YOUR GOAL:
In the excerpt on baseball's trade deadline, write out the passage from "- Several high-salaried" up to and including "strictly demand it.", swapping "mandate" for "directive".

SOURCE EXCERPT:
:::

Jurickson Profar didn’t appear in the lineup for the Rangers’ Triple-A affiliate tonight, as Evan Grant of the Dallas Morning News reports that Profar was frustrated that he wasn’t traded in a deadline deal. Profar has long been a staple of trade rumors dating back to his time as baseball’s top prospect, though injuries and a lack of production over 718 big league plate appearances have dimmed his star considerably. Profar is still just 24 years old and he’s been hitting well at Triple-A this year, though without a clear path to playing time or even a stable position ahead of him in Texas, it appears as though Profar is looking for a change of scenery. Of course, if other teams now know that Profar wants out, it will be harder for the Rangers to recoup value for him in a deal, so Profar may not have any immediate route to another team. He is under team control through the 2019 season.
Here’s more from around baseball as we wrap up a busy deadline day…
- The Marlins rejected offers for Dan Straily and Dee Gordon prior to the deadline, Barry Jackson of the Miami Herald reports. It initially appeared as though the Marlins weren’t going to be shopping Straily, though they apparently tested his market and drew interest from at least four teams, though none were willing to meet Miami’s high asking price. As for Gordon, several teams were under the impression that Gordon was available in a salary dump type of trade and thus offered little in the way of prospects for the second baseman. The Marlins, however, didn’t see Gordon’s remaining salary (just over $41MM) as onerous to give away for virtually nothing in return.
- Astros GM Jeff Luhnow tells reporters (including Jake Kaplan of the Houston Chronicle) that the team was working on some potential trades that “at times I would’ve put them at 90 percent-plus that we were going to get them done.” Instead, the only deal Houston made was to acquire Francisco Liriano, a much lower-profile move than some of the trades made by other World Series contenders at the deadline. Outfield prospect Derek Fisher was asked about in almost every possible deal, Luhnow said.
- Several high-salaried Tigers players were mentioned in trade whispers, though only some relatively small contracts or pending free agents were moved by GM Al Avila in deadline trades. Avila told the Detroit Free Press’ Anthony Fenech and other reporters that the roster reshuffling wasn’t about cutting costs. “I do not have a mandate to dump salary. Never have, and I won’t have it and I’ve been told it will never happen. So that’s a tremendous thing,” Avila said. The Tigers already have over $140MM on the books for 2018 — assuming they pick up Ian Kinsler’s option and that Justin Upton does not opt out of his contract — though some of that salary could end up being pared back via winter trades, even if payroll considerations don’t strictly demand it.

:::

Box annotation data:

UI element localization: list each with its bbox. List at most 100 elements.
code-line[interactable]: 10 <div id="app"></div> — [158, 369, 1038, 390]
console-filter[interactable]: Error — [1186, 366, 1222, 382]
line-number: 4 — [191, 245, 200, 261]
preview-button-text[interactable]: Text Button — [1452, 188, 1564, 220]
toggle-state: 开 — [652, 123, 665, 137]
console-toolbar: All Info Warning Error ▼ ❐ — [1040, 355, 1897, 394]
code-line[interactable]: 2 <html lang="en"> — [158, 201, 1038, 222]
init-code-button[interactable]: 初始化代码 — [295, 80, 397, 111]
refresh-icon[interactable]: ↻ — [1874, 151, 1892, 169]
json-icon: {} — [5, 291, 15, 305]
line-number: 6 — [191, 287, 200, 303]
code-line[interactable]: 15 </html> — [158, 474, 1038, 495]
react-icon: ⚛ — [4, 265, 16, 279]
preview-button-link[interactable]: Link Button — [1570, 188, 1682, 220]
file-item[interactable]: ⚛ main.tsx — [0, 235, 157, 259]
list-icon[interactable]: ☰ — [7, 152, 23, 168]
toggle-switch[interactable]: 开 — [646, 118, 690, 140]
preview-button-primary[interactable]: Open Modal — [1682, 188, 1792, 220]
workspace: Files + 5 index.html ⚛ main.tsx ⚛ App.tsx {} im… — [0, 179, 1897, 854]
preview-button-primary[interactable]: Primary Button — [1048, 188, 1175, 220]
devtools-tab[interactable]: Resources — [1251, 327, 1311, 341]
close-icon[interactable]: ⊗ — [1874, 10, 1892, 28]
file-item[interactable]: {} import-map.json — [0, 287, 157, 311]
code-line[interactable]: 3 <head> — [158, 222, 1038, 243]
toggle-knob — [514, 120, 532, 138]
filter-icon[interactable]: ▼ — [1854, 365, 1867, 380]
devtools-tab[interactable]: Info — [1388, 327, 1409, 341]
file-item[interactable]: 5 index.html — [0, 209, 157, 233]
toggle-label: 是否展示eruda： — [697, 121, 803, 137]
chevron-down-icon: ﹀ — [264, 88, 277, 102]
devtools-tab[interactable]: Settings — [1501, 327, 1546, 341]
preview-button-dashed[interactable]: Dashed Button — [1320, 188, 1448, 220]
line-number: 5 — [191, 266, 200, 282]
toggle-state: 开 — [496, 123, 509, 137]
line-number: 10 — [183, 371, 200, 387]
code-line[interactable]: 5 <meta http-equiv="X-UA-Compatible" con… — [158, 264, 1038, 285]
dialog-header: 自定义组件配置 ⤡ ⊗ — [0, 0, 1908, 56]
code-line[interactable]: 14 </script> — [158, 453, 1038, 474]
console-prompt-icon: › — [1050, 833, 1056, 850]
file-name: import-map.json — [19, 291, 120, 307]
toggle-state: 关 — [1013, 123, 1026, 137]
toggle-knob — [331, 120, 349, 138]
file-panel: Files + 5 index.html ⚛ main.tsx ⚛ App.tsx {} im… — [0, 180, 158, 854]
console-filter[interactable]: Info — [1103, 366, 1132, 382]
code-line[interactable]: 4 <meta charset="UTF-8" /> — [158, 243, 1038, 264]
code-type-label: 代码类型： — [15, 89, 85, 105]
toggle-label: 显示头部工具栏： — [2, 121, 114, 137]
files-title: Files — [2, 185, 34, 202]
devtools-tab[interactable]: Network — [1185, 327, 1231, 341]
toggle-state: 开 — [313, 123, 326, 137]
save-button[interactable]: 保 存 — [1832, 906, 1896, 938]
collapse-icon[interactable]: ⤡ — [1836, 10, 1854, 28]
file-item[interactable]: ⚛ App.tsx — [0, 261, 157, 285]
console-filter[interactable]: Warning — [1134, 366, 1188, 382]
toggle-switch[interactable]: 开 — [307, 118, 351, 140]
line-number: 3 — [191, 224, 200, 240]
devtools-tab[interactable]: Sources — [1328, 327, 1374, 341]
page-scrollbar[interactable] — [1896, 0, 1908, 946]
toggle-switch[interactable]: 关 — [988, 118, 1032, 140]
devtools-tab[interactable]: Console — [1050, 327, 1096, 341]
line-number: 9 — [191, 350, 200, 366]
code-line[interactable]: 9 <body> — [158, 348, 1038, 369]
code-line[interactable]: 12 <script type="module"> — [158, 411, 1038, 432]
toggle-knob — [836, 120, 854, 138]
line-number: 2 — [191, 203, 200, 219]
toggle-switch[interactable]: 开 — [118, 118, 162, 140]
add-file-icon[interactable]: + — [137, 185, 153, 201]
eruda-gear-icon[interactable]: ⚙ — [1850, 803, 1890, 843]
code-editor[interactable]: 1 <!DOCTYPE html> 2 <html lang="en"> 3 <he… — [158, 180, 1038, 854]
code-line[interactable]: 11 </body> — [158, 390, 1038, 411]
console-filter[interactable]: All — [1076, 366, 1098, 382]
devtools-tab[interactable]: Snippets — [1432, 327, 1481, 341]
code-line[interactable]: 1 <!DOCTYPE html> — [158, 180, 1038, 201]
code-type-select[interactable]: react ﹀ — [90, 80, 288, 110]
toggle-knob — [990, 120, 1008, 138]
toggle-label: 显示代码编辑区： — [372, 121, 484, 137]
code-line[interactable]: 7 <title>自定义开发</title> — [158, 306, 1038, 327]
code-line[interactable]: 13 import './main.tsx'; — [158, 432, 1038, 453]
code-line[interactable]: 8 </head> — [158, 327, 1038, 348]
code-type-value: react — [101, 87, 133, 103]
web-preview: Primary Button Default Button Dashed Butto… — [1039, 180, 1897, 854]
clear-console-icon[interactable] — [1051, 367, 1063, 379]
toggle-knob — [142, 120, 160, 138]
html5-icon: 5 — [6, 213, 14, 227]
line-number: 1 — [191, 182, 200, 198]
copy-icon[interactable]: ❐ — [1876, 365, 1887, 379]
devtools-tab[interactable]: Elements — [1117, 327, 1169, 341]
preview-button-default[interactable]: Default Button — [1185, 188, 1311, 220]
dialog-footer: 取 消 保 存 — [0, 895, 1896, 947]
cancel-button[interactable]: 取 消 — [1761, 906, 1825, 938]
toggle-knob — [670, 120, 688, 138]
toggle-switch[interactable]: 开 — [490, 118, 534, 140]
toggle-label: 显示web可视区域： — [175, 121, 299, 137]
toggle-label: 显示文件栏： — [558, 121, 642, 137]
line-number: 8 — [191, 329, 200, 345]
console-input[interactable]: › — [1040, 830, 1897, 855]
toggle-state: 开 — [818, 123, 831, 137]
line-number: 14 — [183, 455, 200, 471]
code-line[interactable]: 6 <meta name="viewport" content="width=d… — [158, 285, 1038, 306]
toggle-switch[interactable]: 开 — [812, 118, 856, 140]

:::

ANSWER IN FULL:
- Several high-salaried Tigers players were mentioned in trade whispers, though only some relatively small contracts or pending free agents were moved by GM Al Avila in deadline trades. Avila told the Detroit Free Press’ Anthony Fenech and other reporters that the roster reshuffling wasn’t about cutting costs. “I do not have a directive to dump salary. Never have, and I won’t have it and I’ve been told it will never happen. So that’s a tremendous thing,” Avila said. The Tigers already have over $140MM on the books for 2018 — assuming they pick up Ian Kinsler’s option and that Justin Upton does not opt out of his contract — though some of that salary could end up being pared back via winter trades, even if payroll considerations don’t strictly demand it.